╭─ Material to process

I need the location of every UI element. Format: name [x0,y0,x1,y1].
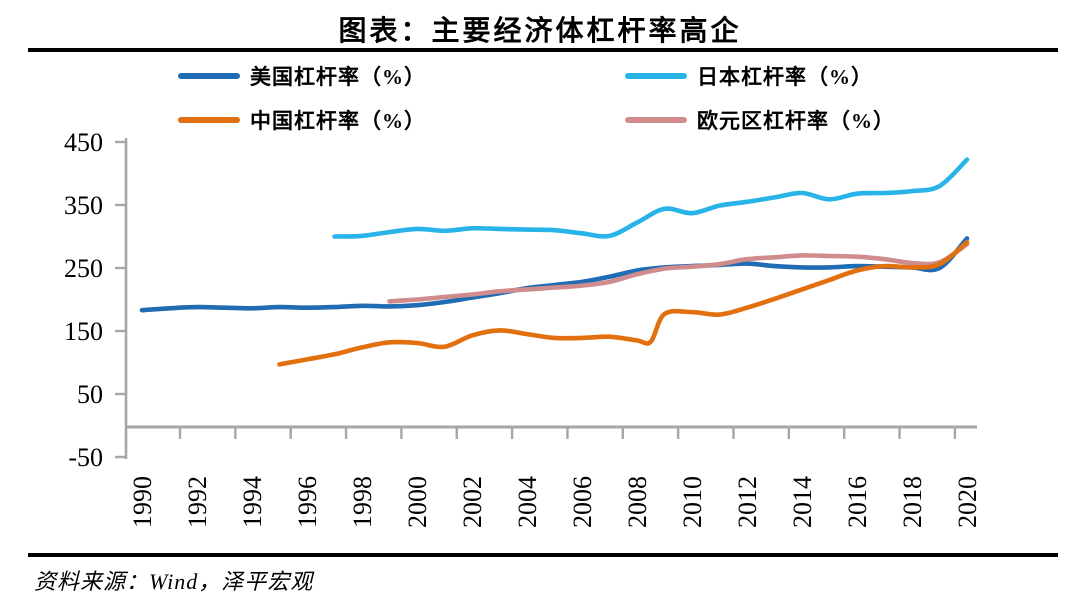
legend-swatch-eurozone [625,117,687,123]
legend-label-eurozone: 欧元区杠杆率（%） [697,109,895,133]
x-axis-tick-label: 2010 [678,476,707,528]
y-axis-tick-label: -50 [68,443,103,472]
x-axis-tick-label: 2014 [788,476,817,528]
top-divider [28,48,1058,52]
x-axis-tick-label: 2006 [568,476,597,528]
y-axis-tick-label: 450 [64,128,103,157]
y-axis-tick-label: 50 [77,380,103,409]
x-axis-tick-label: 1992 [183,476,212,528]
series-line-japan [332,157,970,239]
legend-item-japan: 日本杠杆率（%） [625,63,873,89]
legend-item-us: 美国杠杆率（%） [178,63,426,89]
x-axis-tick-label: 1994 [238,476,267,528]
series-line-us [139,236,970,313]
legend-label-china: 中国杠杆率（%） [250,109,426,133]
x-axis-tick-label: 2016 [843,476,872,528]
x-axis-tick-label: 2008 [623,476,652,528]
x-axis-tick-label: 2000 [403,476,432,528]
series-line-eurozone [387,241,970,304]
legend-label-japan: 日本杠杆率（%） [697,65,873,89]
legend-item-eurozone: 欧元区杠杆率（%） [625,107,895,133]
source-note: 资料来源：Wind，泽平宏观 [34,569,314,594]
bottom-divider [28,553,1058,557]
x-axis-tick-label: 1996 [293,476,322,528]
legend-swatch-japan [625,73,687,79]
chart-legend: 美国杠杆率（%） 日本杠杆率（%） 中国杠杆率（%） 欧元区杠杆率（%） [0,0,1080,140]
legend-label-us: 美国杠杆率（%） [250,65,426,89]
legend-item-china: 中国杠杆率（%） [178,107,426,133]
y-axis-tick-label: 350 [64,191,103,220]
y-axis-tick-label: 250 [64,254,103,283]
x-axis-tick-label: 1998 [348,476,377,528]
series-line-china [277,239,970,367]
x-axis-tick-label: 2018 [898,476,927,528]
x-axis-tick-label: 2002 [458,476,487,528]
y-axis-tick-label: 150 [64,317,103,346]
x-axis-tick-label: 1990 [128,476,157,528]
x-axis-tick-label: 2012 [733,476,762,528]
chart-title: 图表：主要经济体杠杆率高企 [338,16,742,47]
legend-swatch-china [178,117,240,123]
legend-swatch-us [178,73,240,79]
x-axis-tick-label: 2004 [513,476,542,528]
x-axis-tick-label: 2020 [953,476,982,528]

╰─
╭─ Material to process

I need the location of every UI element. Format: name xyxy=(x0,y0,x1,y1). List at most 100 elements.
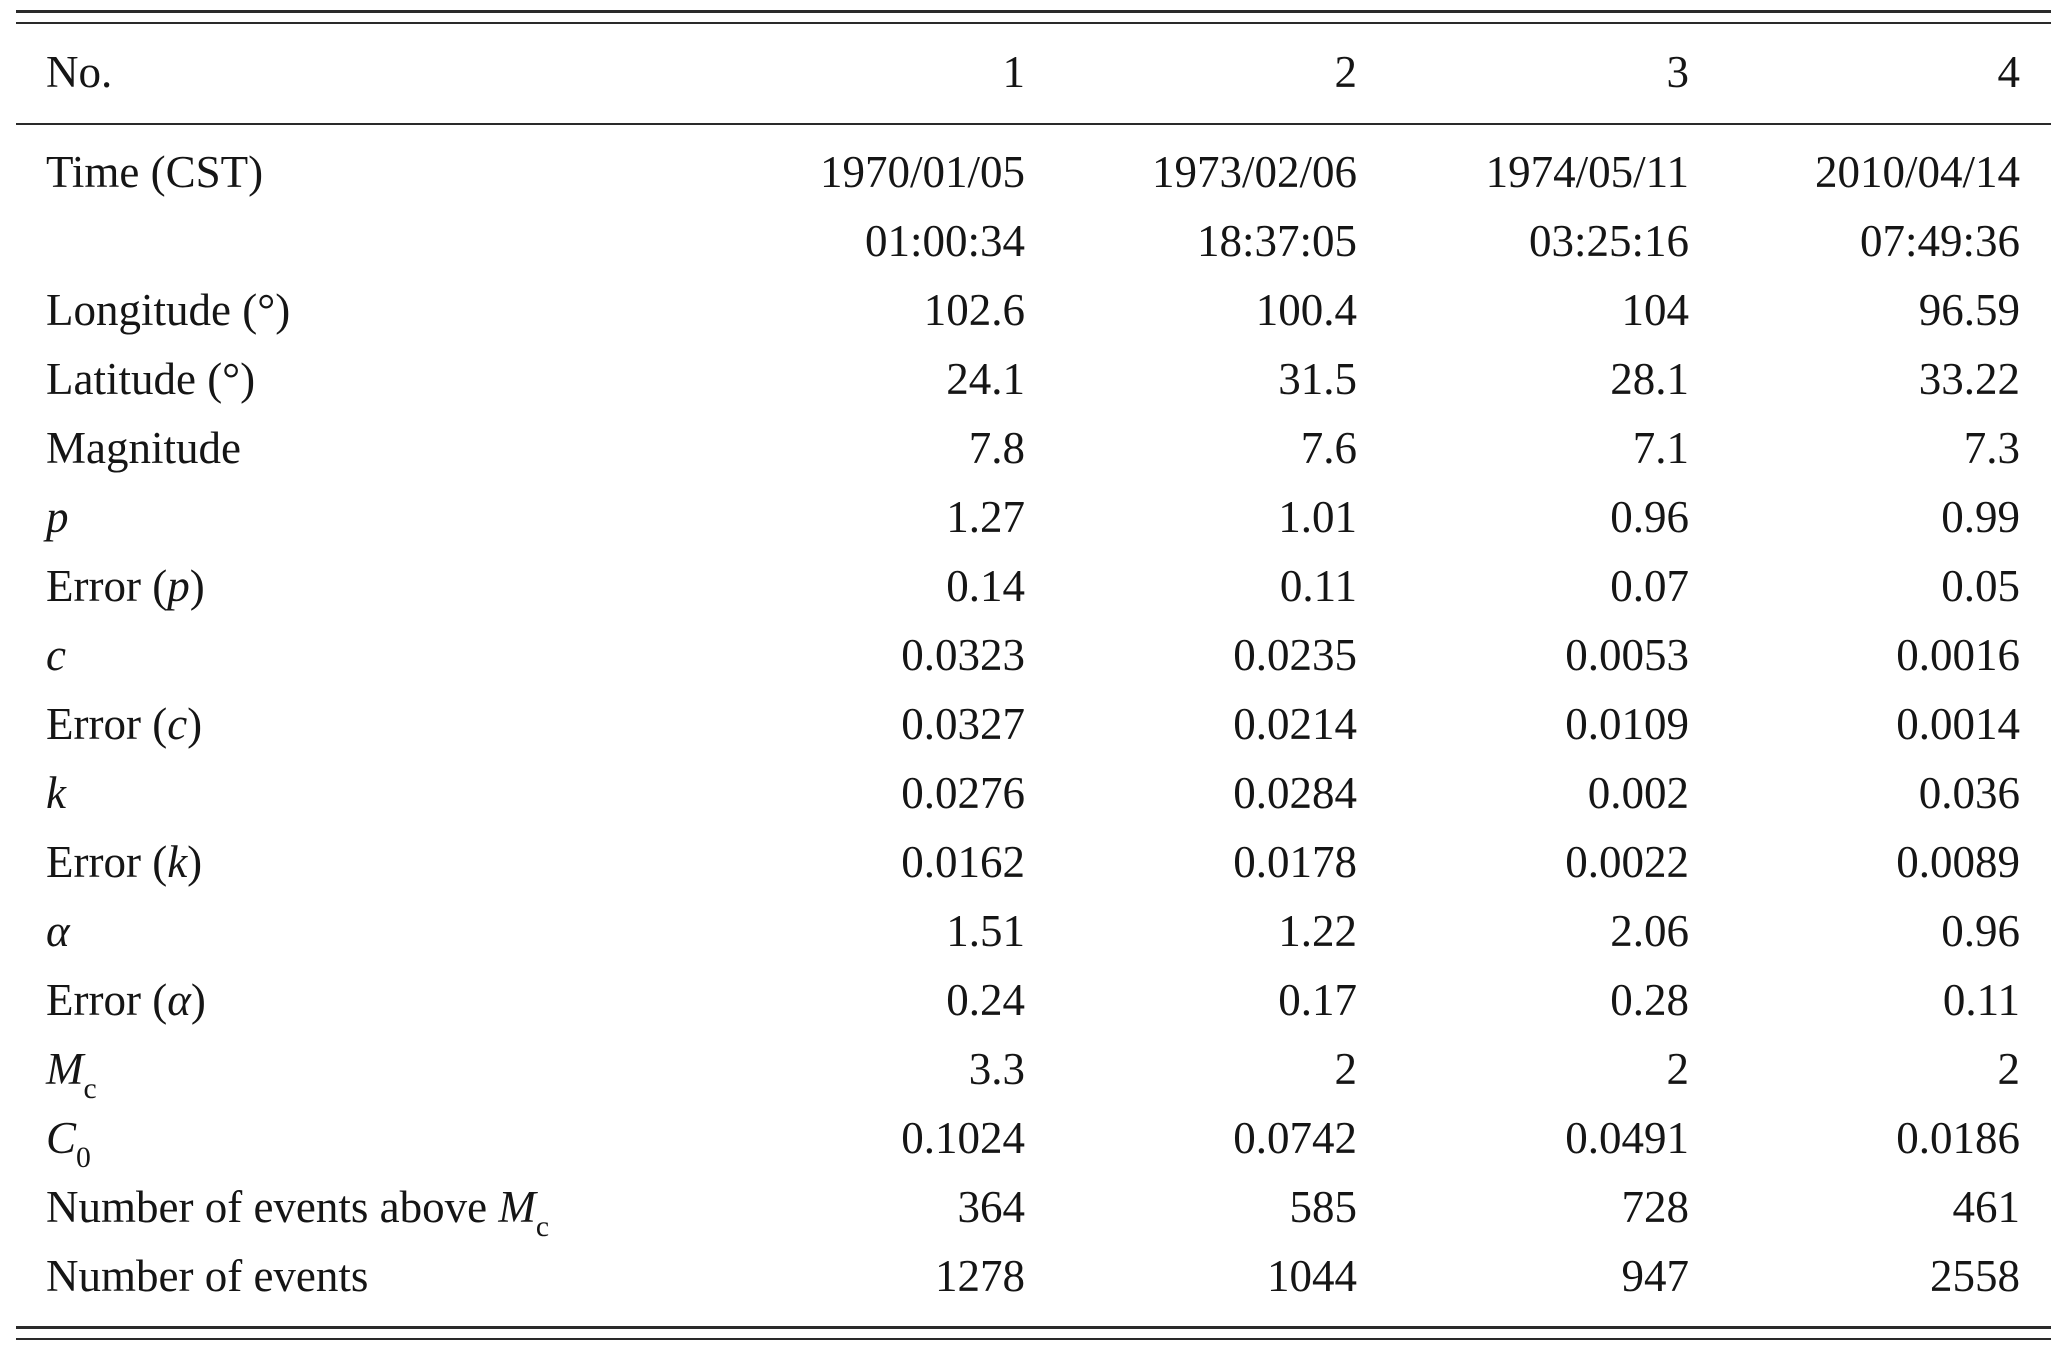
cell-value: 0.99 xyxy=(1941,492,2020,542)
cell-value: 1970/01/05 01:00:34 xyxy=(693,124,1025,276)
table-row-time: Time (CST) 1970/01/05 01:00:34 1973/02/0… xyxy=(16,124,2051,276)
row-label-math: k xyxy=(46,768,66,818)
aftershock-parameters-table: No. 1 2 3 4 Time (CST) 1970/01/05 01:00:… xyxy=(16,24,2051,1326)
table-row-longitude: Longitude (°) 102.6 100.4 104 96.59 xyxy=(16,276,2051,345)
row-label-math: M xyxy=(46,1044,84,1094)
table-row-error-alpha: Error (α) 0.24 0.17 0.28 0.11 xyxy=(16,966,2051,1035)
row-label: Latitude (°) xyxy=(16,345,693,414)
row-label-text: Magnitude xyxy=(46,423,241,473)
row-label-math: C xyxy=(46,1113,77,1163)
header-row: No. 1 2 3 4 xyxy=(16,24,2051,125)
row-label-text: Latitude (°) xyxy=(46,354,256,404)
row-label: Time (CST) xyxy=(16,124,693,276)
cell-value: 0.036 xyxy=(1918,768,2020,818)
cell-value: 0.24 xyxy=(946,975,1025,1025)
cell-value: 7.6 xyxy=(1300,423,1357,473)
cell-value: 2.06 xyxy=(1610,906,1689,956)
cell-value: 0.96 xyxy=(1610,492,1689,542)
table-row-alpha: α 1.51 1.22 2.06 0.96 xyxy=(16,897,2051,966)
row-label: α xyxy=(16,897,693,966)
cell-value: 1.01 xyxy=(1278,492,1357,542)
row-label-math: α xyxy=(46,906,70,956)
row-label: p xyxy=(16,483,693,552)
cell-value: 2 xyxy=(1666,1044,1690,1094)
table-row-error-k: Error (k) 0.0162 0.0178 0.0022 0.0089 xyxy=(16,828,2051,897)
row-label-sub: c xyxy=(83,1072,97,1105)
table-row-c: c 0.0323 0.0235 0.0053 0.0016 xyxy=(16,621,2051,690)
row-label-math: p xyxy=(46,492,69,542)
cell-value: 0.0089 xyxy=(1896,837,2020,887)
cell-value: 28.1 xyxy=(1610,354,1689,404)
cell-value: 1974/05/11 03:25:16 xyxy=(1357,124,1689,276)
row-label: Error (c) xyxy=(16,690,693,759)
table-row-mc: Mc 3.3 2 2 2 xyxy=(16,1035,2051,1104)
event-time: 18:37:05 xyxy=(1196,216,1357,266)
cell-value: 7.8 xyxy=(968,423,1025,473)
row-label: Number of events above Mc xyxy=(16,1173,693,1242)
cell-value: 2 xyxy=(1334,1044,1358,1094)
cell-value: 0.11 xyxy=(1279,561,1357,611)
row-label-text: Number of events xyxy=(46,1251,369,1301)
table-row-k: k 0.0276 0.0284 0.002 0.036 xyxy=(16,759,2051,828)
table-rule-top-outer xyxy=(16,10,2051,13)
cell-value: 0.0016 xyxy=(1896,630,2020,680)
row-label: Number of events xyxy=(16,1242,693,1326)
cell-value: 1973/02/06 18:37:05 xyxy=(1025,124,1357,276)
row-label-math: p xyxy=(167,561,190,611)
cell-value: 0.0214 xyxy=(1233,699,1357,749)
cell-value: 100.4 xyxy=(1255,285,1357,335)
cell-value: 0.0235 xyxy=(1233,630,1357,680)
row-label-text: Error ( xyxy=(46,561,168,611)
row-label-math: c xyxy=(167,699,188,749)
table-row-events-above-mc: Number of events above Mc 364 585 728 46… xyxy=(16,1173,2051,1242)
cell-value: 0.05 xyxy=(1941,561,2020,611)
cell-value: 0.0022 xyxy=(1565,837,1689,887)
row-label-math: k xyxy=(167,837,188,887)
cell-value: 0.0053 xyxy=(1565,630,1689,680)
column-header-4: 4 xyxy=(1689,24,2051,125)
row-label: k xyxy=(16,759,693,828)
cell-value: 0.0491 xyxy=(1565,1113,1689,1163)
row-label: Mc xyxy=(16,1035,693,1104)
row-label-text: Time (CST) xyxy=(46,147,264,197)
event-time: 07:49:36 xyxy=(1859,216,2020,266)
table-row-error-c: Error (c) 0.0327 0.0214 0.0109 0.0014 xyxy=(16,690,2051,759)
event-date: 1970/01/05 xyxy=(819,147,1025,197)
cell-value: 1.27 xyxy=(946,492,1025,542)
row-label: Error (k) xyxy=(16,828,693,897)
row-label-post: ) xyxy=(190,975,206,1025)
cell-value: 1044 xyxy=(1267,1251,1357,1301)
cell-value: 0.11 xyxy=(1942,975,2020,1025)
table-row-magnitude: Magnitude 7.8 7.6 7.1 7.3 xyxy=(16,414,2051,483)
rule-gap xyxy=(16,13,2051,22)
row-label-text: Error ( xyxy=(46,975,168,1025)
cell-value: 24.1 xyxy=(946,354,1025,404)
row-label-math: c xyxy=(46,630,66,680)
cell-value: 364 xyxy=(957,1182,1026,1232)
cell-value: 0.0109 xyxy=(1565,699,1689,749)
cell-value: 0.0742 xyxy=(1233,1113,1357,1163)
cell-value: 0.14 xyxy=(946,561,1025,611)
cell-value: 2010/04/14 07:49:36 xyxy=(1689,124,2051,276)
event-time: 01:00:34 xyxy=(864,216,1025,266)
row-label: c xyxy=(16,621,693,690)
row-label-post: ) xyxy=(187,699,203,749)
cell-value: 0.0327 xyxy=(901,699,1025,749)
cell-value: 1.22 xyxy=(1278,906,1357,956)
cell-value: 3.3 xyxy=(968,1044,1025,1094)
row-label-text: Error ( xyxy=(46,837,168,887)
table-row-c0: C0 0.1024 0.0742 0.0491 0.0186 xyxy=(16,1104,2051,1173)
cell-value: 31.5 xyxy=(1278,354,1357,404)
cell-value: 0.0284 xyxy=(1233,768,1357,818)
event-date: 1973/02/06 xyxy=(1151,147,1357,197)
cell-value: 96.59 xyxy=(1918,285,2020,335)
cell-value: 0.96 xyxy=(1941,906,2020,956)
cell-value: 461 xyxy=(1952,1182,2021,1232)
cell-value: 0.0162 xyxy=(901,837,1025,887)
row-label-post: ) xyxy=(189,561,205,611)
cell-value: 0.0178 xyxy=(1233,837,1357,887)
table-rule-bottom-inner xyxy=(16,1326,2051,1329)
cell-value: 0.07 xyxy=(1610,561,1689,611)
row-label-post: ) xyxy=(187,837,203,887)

╰─

Return everything from the line containing "cell-value: 0.99 xyxy=(1941,492,2020,542)" down to the line containing "row-label-text: Latitude (°)", copying each line without any change.

--- Task response ---
cell-value: 0.99 xyxy=(1941,492,2020,542)
cell-value: 1970/01/05 01:00:34 xyxy=(693,124,1025,276)
table-row-time: Time (CST) 1970/01/05 01:00:34 1973/02/0… xyxy=(16,124,2051,276)
row-label-math: k xyxy=(46,768,66,818)
aftershock-parameters-table: No. 1 2 3 4 Time (CST) 1970/01/05 01:00:… xyxy=(16,24,2051,1326)
table-row-longitude: Longitude (°) 102.6 100.4 104 96.59 xyxy=(16,276,2051,345)
row-label-math: M xyxy=(46,1044,84,1094)
table-row-error-alpha: Error (α) 0.24 0.17 0.28 0.11 xyxy=(16,966,2051,1035)
row-label: Latitude (°) xyxy=(16,345,693,414)
row-label-text: Magnitude xyxy=(46,423,241,473)
row-label-math: C xyxy=(46,1113,77,1163)
header-row: No. 1 2 3 4 xyxy=(16,24,2051,125)
row-label-text: Latitude (°) xyxy=(46,354,256,404)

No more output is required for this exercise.